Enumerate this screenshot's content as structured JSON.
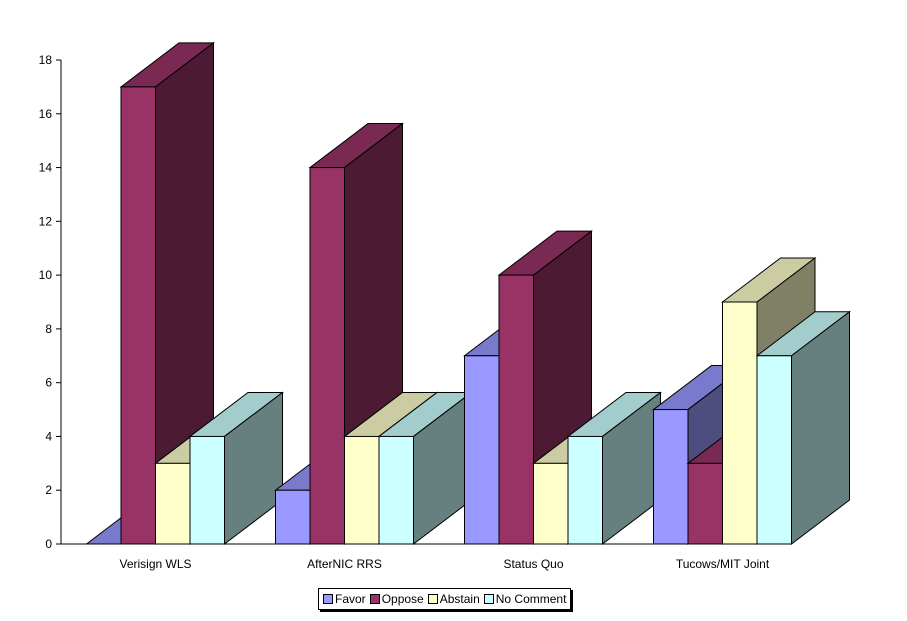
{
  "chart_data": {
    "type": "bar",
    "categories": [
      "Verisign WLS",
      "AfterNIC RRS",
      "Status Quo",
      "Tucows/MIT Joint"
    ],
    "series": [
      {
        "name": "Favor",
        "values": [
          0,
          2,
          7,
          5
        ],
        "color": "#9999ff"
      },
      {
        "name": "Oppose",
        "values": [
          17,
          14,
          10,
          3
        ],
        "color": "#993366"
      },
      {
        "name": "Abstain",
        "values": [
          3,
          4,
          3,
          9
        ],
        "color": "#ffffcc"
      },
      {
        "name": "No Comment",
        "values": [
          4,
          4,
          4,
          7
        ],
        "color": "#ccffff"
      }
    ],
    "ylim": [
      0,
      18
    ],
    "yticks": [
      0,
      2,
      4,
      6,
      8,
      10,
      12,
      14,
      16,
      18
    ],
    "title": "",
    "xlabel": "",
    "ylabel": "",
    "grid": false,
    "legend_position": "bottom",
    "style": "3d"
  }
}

▶ [TASK BRIEF]:
State the number of lines in these entries that include the string "name". Provide nothing beyond that number.

▶ [ANSWER FOR THE TASK]:
4